'''

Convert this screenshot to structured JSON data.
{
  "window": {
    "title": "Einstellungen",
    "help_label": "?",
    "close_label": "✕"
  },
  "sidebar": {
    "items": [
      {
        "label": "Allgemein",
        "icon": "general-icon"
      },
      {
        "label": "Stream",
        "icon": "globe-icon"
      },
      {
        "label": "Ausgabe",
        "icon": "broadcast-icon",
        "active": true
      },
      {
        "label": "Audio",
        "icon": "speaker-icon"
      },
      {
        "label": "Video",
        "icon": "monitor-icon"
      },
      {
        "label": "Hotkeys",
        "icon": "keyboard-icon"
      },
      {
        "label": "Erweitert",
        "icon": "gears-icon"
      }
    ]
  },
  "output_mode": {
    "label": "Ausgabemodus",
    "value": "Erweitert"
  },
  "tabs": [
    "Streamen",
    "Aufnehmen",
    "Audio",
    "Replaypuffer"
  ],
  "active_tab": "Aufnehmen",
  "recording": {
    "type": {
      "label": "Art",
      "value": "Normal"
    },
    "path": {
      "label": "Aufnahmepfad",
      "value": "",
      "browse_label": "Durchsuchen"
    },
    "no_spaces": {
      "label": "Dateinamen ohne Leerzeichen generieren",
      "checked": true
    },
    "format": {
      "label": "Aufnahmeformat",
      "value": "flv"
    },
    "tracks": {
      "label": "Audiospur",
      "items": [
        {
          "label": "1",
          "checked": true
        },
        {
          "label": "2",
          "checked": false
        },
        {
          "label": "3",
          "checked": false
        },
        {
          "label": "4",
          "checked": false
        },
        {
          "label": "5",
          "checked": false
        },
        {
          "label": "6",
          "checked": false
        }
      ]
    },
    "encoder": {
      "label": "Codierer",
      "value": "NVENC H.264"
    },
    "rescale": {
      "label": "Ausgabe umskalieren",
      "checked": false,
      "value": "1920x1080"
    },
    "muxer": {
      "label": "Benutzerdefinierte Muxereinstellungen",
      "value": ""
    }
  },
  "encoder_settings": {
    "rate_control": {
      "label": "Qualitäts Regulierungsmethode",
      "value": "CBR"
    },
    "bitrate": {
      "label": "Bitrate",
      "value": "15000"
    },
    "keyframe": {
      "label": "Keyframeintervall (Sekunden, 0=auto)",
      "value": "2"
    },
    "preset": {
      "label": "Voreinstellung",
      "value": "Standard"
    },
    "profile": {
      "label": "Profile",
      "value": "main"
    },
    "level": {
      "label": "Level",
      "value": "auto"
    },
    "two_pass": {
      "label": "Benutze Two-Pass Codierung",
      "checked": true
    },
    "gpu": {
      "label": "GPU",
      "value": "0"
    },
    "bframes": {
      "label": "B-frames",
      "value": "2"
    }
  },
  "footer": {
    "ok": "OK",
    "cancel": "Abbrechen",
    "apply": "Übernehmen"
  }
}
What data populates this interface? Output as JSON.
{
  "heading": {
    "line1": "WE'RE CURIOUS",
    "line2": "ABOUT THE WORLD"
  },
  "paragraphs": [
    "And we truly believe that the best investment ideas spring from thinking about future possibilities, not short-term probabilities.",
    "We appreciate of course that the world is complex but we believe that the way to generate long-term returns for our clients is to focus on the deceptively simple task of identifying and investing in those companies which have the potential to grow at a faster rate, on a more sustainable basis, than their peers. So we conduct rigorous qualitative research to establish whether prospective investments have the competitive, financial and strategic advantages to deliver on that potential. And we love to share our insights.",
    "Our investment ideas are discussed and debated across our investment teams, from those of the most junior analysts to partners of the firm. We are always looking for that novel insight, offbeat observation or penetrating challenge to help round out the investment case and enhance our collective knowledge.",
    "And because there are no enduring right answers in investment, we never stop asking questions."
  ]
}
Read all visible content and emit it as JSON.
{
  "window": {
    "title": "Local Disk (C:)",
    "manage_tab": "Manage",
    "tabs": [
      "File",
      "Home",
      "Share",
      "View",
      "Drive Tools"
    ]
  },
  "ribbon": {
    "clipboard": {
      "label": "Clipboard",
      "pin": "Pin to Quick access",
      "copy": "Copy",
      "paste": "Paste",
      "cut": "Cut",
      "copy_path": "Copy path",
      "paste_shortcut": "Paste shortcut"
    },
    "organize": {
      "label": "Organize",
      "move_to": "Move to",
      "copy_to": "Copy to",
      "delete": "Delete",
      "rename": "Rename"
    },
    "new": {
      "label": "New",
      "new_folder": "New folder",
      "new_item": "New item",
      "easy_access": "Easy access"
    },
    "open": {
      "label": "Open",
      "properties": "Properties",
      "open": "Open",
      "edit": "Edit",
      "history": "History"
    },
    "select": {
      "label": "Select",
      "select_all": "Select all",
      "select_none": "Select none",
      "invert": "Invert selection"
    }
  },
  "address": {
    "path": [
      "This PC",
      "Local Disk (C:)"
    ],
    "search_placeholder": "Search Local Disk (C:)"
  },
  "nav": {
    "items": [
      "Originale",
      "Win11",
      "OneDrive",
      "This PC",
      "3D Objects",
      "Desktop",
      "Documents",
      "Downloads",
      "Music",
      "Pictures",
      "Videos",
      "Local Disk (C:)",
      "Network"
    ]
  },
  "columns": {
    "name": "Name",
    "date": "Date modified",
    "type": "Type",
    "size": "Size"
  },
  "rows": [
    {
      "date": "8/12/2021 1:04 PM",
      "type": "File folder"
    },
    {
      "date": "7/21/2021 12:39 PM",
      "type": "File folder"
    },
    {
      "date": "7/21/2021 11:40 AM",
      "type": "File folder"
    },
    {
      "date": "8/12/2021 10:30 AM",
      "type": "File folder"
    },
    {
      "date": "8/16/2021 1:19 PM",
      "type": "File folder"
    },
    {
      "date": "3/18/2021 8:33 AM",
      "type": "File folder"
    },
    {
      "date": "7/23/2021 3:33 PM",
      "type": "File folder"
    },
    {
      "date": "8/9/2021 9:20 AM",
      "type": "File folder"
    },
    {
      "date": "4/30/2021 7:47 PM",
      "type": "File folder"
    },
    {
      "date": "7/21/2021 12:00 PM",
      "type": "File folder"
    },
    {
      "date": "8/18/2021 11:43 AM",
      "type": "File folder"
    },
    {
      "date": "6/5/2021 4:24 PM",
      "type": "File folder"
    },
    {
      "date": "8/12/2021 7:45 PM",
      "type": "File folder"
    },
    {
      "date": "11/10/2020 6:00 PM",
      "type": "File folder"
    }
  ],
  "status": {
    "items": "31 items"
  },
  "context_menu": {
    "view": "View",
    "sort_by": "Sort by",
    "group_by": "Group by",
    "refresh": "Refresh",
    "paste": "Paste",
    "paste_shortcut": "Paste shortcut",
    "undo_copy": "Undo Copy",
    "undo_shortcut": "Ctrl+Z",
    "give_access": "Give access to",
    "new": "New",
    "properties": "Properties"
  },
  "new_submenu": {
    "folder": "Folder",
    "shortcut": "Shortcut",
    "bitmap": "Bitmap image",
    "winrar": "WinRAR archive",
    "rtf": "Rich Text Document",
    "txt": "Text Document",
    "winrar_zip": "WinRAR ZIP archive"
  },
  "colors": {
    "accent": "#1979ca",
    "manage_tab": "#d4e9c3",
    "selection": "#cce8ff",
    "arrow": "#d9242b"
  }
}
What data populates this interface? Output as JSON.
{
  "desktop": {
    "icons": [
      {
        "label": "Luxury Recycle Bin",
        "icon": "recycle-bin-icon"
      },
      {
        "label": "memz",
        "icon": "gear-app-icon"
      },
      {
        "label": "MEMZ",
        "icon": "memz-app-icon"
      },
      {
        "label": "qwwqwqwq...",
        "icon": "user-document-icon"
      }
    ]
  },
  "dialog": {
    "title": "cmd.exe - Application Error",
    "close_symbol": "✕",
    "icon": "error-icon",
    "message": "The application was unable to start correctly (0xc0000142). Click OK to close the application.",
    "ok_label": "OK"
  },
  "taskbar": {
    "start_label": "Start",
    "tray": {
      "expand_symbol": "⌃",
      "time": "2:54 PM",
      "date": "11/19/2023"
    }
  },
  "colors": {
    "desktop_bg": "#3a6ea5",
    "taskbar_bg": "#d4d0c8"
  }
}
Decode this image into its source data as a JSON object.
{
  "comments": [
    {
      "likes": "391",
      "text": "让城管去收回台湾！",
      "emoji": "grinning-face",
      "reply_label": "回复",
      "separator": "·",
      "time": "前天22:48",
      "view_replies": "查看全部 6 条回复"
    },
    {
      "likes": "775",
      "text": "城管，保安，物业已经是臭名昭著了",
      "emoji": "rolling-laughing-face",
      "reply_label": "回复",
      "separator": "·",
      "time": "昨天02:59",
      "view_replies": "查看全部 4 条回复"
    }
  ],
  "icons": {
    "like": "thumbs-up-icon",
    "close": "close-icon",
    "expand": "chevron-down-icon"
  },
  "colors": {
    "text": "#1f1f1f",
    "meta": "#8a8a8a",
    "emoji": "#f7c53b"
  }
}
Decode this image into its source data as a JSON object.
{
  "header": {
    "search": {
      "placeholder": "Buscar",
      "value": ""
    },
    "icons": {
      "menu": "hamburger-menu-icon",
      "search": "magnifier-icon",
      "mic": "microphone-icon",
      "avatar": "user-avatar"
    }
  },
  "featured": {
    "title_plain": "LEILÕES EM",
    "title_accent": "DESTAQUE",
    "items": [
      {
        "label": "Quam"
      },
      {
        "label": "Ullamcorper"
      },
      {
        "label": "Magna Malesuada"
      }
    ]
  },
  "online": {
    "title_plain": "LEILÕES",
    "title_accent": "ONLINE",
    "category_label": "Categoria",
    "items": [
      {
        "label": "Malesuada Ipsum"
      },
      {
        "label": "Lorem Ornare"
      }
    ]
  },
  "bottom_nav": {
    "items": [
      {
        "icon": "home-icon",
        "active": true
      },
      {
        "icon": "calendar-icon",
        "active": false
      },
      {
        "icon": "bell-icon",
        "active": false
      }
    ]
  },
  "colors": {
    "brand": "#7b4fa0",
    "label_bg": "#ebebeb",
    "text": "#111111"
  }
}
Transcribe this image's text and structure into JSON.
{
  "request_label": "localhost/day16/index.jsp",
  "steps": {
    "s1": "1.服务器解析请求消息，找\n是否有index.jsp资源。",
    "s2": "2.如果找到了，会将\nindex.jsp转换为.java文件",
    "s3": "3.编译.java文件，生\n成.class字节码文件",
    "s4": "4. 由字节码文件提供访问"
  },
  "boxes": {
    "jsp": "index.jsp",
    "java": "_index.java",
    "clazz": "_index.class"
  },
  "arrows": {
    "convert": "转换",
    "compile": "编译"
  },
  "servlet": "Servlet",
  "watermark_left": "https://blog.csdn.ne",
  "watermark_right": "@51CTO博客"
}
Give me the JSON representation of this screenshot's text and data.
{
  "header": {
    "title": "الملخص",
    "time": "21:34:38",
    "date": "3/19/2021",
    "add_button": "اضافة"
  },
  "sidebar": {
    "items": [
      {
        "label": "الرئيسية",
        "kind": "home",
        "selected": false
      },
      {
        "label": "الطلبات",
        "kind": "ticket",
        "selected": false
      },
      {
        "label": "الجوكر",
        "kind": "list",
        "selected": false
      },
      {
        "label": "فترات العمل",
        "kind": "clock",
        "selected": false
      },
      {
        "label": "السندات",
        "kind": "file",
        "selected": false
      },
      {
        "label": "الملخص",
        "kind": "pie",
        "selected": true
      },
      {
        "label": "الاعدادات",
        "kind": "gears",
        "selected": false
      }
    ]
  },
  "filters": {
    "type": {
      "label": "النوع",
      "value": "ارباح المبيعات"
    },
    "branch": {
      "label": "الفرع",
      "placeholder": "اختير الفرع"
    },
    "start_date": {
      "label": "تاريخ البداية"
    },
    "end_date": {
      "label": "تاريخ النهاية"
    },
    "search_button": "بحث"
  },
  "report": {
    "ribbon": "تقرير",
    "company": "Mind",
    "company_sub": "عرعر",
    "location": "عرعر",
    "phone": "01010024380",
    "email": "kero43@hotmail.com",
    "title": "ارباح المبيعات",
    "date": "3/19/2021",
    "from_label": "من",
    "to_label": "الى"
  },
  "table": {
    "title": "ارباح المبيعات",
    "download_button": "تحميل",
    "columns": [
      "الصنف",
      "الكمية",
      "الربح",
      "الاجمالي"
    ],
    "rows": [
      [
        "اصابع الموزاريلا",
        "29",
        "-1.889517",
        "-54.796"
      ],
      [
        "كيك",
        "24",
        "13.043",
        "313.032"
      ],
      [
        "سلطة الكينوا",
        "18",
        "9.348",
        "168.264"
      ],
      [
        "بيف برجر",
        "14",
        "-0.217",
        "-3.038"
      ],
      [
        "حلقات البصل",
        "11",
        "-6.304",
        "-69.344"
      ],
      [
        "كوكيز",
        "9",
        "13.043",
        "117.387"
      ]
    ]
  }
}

'''

__WORK INSTRUCTIONS__:
From the listing above, copy out each line where the word "auto" appears.

__FULL RESPONSE__:
      "label": "Keyframeintervall (Sekunden, 0=auto)",
      "value": "auto"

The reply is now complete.